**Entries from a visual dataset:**
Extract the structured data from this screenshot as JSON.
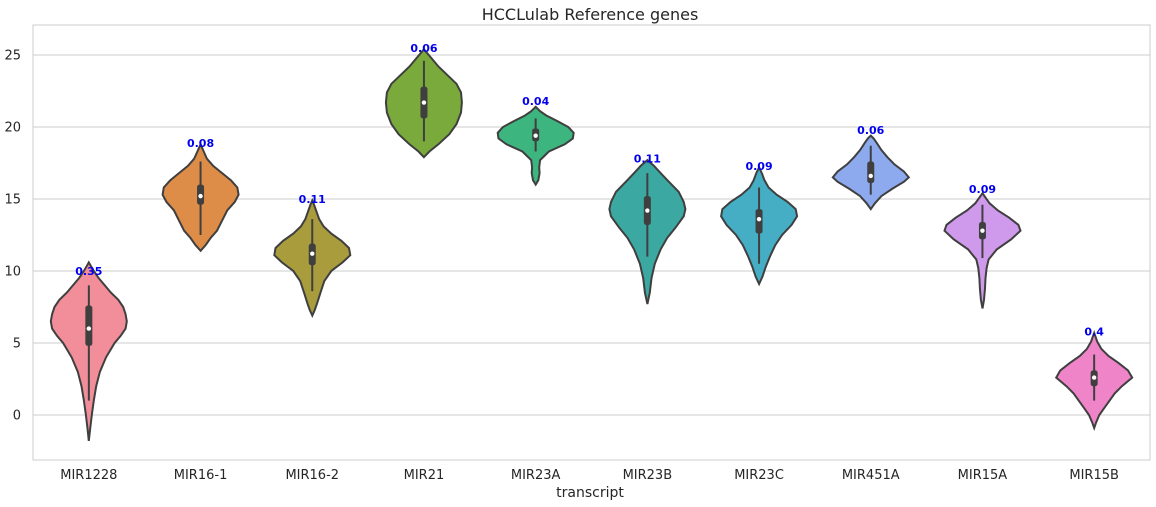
{
  "chart_data": {
    "type": "violin",
    "title": "HCCLulab Reference genes",
    "xlabel": "transcript",
    "ylabel": "",
    "ylim": [
      -3.2,
      27
    ],
    "yticks": [
      0,
      5,
      10,
      15,
      20,
      25
    ],
    "grid": true,
    "categories": [
      "MIR1228",
      "MIR16-1",
      "MIR16-2",
      "MIR21",
      "MIR23A",
      "MIR23B",
      "MIR23C",
      "MIR451A",
      "MIR15A",
      "MIR15B"
    ],
    "colors": [
      "#f28e99",
      "#de8d48",
      "#a89c3c",
      "#7aa93c",
      "#3db57f",
      "#3ba9a1",
      "#45aec4",
      "#8eaaee",
      "#cf9aeb",
      "#f084c8"
    ],
    "annotations": [
      "0.35",
      "0.08",
      "0.11",
      "0.06",
      "0.04",
      "0.11",
      "0.09",
      "0.06",
      "0.09",
      "0.4"
    ],
    "annotation_y": [
      10.0,
      18.9,
      15.0,
      25.5,
      21.8,
      17.8,
      17.3,
      19.8,
      15.7,
      5.8
    ],
    "median": [
      6.0,
      15.2,
      11.2,
      21.7,
      19.4,
      14.2,
      13.6,
      16.6,
      12.8,
      2.6
    ],
    "q1": [
      4.8,
      14.6,
      10.4,
      20.6,
      19.0,
      13.2,
      12.6,
      16.1,
      12.2,
      2.0
    ],
    "q3": [
      7.6,
      16.0,
      11.9,
      22.8,
      19.9,
      15.2,
      14.3,
      17.6,
      13.4,
      3.1
    ],
    "whisker_low": [
      1.0,
      12.5,
      8.6,
      19.0,
      18.3,
      11.0,
      10.5,
      15.3,
      10.9,
      1.0
    ],
    "whisker_high": [
      9.0,
      17.6,
      13.6,
      24.6,
      20.6,
      16.8,
      15.8,
      18.7,
      14.6,
      4.2
    ],
    "violin_ymin": [
      -1.8,
      11.4,
      6.9,
      17.9,
      16.0,
      7.7,
      9.1,
      14.3,
      7.4,
      -0.9
    ],
    "violin_ymax": [
      10.6,
      18.8,
      14.9,
      25.4,
      21.4,
      17.7,
      17.2,
      19.4,
      15.4,
      5.7
    ],
    "violin_profiles": [
      [
        [
          -1.8,
          0
        ],
        [
          -1,
          0.5
        ],
        [
          0,
          1.2
        ],
        [
          1,
          2
        ],
        [
          2,
          3
        ],
        [
          3,
          4.5
        ],
        [
          4,
          7
        ],
        [
          5,
          10.5
        ],
        [
          5.5,
          13
        ],
        [
          6,
          15
        ],
        [
          6.5,
          15.5
        ],
        [
          7,
          15
        ],
        [
          7.5,
          14
        ],
        [
          8,
          12
        ],
        [
          8.5,
          9
        ],
        [
          9,
          6.5
        ],
        [
          9.5,
          4
        ],
        [
          10,
          2
        ],
        [
          10.3,
          1
        ],
        [
          10.6,
          0
        ]
      ],
      [
        [
          11.4,
          0
        ],
        [
          11.8,
          4
        ],
        [
          12.3,
          8
        ],
        [
          12.8,
          13
        ],
        [
          13.5,
          17
        ],
        [
          14.2,
          21
        ],
        [
          14.8,
          27
        ],
        [
          15.3,
          30
        ],
        [
          15.8,
          29
        ],
        [
          16.3,
          24
        ],
        [
          16.8,
          17
        ],
        [
          17.3,
          10
        ],
        [
          17.8,
          5
        ],
        [
          18.3,
          2.5
        ],
        [
          18.8,
          0
        ]
      ],
      [
        [
          6.9,
          0
        ],
        [
          7.3,
          2
        ],
        [
          7.8,
          4
        ],
        [
          8.5,
          6.5
        ],
        [
          9.3,
          9.5
        ],
        [
          10,
          15
        ],
        [
          10.6,
          24
        ],
        [
          11.1,
          30
        ],
        [
          11.6,
          29
        ],
        [
          12.1,
          23
        ],
        [
          12.6,
          15
        ],
        [
          13.1,
          9
        ],
        [
          13.6,
          5.5
        ],
        [
          14.2,
          3
        ],
        [
          14.6,
          1.5
        ],
        [
          14.9,
          0
        ]
      ],
      [
        [
          17.9,
          0
        ],
        [
          18.3,
          3
        ],
        [
          18.8,
          8
        ],
        [
          19.5,
          14
        ],
        [
          20.2,
          18
        ],
        [
          21,
          20.5
        ],
        [
          21.7,
          21
        ],
        [
          22.4,
          20.5
        ],
        [
          23,
          18
        ],
        [
          23.6,
          13
        ],
        [
          24.2,
          8
        ],
        [
          24.8,
          4
        ],
        [
          25.1,
          2
        ],
        [
          25.4,
          0
        ]
      ],
      [
        [
          16.0,
          0
        ],
        [
          16.3,
          3
        ],
        [
          16.8,
          4.5
        ],
        [
          17.2,
          4
        ],
        [
          17.7,
          5
        ],
        [
          18.3,
          15
        ],
        [
          18.8,
          33
        ],
        [
          19.2,
          42
        ],
        [
          19.6,
          43
        ],
        [
          20.0,
          37
        ],
        [
          20.4,
          25
        ],
        [
          20.8,
          12
        ],
        [
          21.1,
          5
        ],
        [
          21.4,
          0
        ]
      ],
      [
        [
          7.7,
          0
        ],
        [
          8.5,
          1.5
        ],
        [
          9.5,
          2.5
        ],
        [
          10.5,
          4.5
        ],
        [
          11.5,
          8
        ],
        [
          12.3,
          12
        ],
        [
          13.0,
          17
        ],
        [
          13.8,
          22
        ],
        [
          14.3,
          23
        ],
        [
          14.8,
          22
        ],
        [
          15.5,
          19
        ],
        [
          16.2,
          13
        ],
        [
          16.8,
          8
        ],
        [
          17.3,
          4
        ],
        [
          17.7,
          0
        ]
      ],
      [
        [
          9.1,
          0
        ],
        [
          9.6,
          2.5
        ],
        [
          10.3,
          5
        ],
        [
          11.0,
          8
        ],
        [
          11.8,
          12
        ],
        [
          12.5,
          17
        ],
        [
          13.2,
          24
        ],
        [
          13.8,
          28
        ],
        [
          14.3,
          27
        ],
        [
          14.8,
          21
        ],
        [
          15.3,
          13
        ],
        [
          15.8,
          7
        ],
        [
          16.3,
          4
        ],
        [
          16.8,
          2
        ],
        [
          17.2,
          0
        ]
      ],
      [
        [
          14.3,
          0
        ],
        [
          14.7,
          3.5
        ],
        [
          15.2,
          9
        ],
        [
          15.7,
          18
        ],
        [
          16.2,
          28
        ],
        [
          16.5,
          32
        ],
        [
          16.9,
          28
        ],
        [
          17.4,
          20
        ],
        [
          17.9,
          14
        ],
        [
          18.4,
          9
        ],
        [
          18.9,
          5
        ],
        [
          19.2,
          2.5
        ],
        [
          19.4,
          0
        ]
      ],
      [
        [
          7.4,
          0
        ],
        [
          8,
          1.5
        ],
        [
          8.8,
          2.5
        ],
        [
          9.5,
          3
        ],
        [
          10.2,
          4
        ],
        [
          10.8,
          6
        ],
        [
          11.5,
          14
        ],
        [
          12.2,
          28
        ],
        [
          12.8,
          37
        ],
        [
          13.2,
          35
        ],
        [
          13.7,
          26
        ],
        [
          14.2,
          15
        ],
        [
          14.7,
          7
        ],
        [
          15.1,
          3
        ],
        [
          15.4,
          0
        ]
      ],
      [
        [
          -0.9,
          0
        ],
        [
          -0.5,
          2
        ],
        [
          0,
          5
        ],
        [
          0.5,
          10
        ],
        [
          1,
          15
        ],
        [
          1.5,
          20
        ],
        [
          2,
          27
        ],
        [
          2.6,
          37
        ],
        [
          3.1,
          33
        ],
        [
          3.6,
          24
        ],
        [
          4.1,
          14
        ],
        [
          4.6,
          7
        ],
        [
          5.1,
          3
        ],
        [
          5.4,
          1.5
        ],
        [
          5.7,
          0
        ]
      ]
    ]
  }
}
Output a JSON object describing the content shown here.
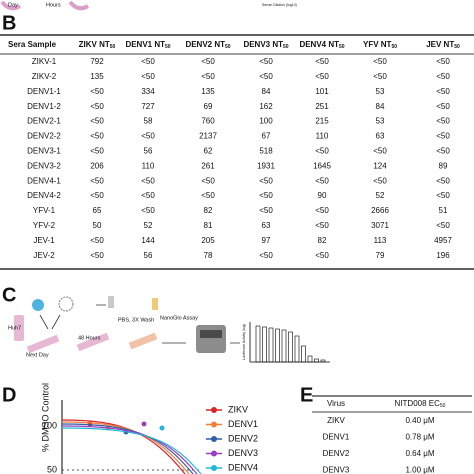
{
  "panel_a": {
    "labels": [
      "Day",
      "Hours",
      "Serum Dilution (log10)"
    ]
  },
  "panel_b": {
    "label": "B",
    "table": {
      "header": [
        {
          "main": "Sera Sample"
        },
        {
          "main": "ZIKV NT",
          "sub": "50"
        },
        {
          "main": "DENV1 NT",
          "sub": "50"
        },
        {
          "main": "DENV2 NT",
          "sub": "50"
        },
        {
          "main": "DENV3 NT",
          "sub": "50"
        },
        {
          "main": "DENV4 NT",
          "sub": "50"
        },
        {
          "main": "YFV NT",
          "sub": "50"
        },
        {
          "main": "JEV NT",
          "sub": "50"
        }
      ],
      "rows": [
        [
          "ZIKV-1",
          "792",
          "<50",
          "<50",
          "<50",
          "<50",
          "<50",
          "<50"
        ],
        [
          "ZIKV-2",
          "135",
          "<50",
          "<50",
          "<50",
          "<50",
          "<50",
          "<50"
        ],
        [
          "DENV1-1",
          "<50",
          "334",
          "135",
          "84",
          "101",
          "53",
          "<50"
        ],
        [
          "DENV1-2",
          "<50",
          "727",
          "69",
          "162",
          "251",
          "84",
          "<50"
        ],
        [
          "DENV2-1",
          "<50",
          "58",
          "760",
          "100",
          "215",
          "53",
          "<50"
        ],
        [
          "DENV2-2",
          "<50",
          "<50",
          "2137",
          "67",
          "110",
          "63",
          "<50"
        ],
        [
          "DENV3-1",
          "<50",
          "56",
          "62",
          "518",
          "<50",
          "<50",
          "<50"
        ],
        [
          "DENV3-2",
          "206",
          "110",
          "261",
          "1931",
          "1645",
          "124",
          "89"
        ],
        [
          "DENV4-1",
          "<50",
          "<50",
          "<50",
          "<50",
          "<50",
          "<50",
          "<50"
        ],
        [
          "DENV4-2",
          "<50",
          "<50",
          "<50",
          "<50",
          "90",
          "52",
          "<50"
        ],
        [
          "YFV-1",
          "65",
          "<50",
          "82",
          "<50",
          "<50",
          "2666",
          "51"
        ],
        [
          "YFV-2",
          "50",
          "52",
          "81",
          "63",
          "<50",
          "3071",
          "<50"
        ],
        [
          "JEV-1",
          "<50",
          "144",
          "205",
          "97",
          "82",
          "113",
          "4957"
        ],
        [
          "JEV-2",
          "<50",
          "56",
          "78",
          "<50",
          "<50",
          "79",
          "196"
        ]
      ]
    }
  },
  "panel_c": {
    "label": "C",
    "labels": [
      "Huh7",
      "Next Day",
      "48 Hours",
      "PBS, 3X Wash",
      "NanoGlo Assay",
      "Luciferase Activity (log)"
    ]
  },
  "panel_d": {
    "label": "D",
    "y_axis_label": "% DMSO Control",
    "yticks": [
      "100",
      "50"
    ],
    "legend": [
      {
        "name": "ZIKV",
        "color": "#d62728"
      },
      {
        "name": "DENV1",
        "color": "#f07f3c"
      },
      {
        "name": "DENV2",
        "color": "#2e5fa8"
      },
      {
        "name": "DENV3",
        "color": "#9b3fc0"
      },
      {
        "name": "DENV4",
        "color": "#1fb8d8"
      }
    ]
  },
  "panel_e": {
    "label": "E",
    "header": [
      {
        "main": "Virus"
      },
      {
        "main": "NITD008 EC",
        "sub": "50"
      }
    ],
    "rows": [
      [
        "ZIKV",
        "0.40 μM"
      ],
      [
        "DENV1",
        "0.78 μM"
      ],
      [
        "DENV2",
        "0.64 μM"
      ],
      [
        "DENV3",
        "1.00 μM"
      ]
    ]
  }
}
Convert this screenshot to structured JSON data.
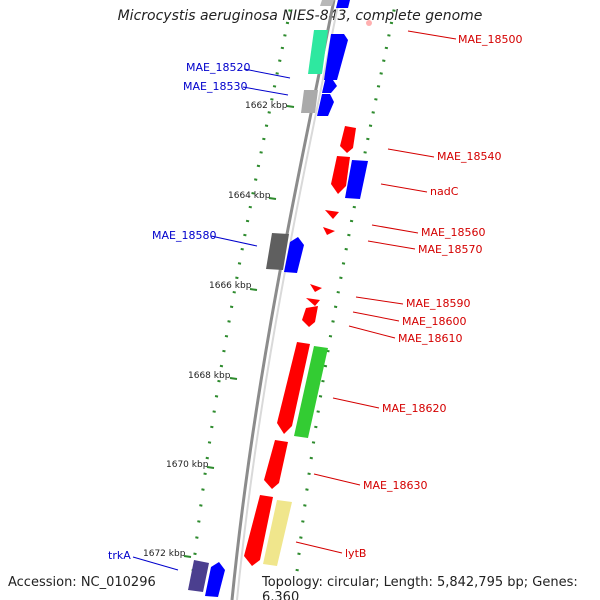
{
  "header": {
    "title": "Microcystis aeruginosa NIES-843, complete genome"
  },
  "footer": {
    "accession": "Accession: NC_010296",
    "summary": "Topology: circular; Length: 5,842,795 bp; Genes: 6,360"
  },
  "colors": {
    "forward_label": "#d40000",
    "reverse_label": "#0000cc",
    "backbone": "#8c8c8c",
    "tick": "#2e8b2e",
    "cds_red": "#ff0000",
    "cds_blue": "#0000ff",
    "cds_green": "#33cc33",
    "cds_teal": "#2ee8a0",
    "cds_gray": "#aaaaaa",
    "cds_dark": "#5f5f5f",
    "cds_khaki": "#f0e68c",
    "cds_indigo": "#4b3f8f"
  },
  "scale_labels": [
    "1662 kbp",
    "1664 kbp",
    "1666 kbp",
    "1668 kbp",
    "1670 kbp",
    "1672 kbp"
  ],
  "labels": [
    {
      "text": "MAE_18500",
      "strand": "forward"
    },
    {
      "text": "MAE_18520",
      "strand": "reverse"
    },
    {
      "text": "MAE_18530",
      "strand": "reverse"
    },
    {
      "text": "MAE_18540",
      "strand": "forward"
    },
    {
      "text": "nadC",
      "strand": "forward"
    },
    {
      "text": "MAE_18560",
      "strand": "forward"
    },
    {
      "text": "MAE_18570",
      "strand": "forward"
    },
    {
      "text": "MAE_18580",
      "strand": "reverse"
    },
    {
      "text": "MAE_18590",
      "strand": "forward"
    },
    {
      "text": "MAE_18600",
      "strand": "forward"
    },
    {
      "text": "MAE_18610",
      "strand": "forward"
    },
    {
      "text": "MAE_18620",
      "strand": "forward"
    },
    {
      "text": "MAE_18630",
      "strand": "forward"
    },
    {
      "text": "lytB",
      "strand": "forward"
    },
    {
      "text": "trkA",
      "strand": "reverse"
    }
  ]
}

**Exercise objective:** Return one number, the count of lines in the records holding the word "title".

**Exercise result:** 2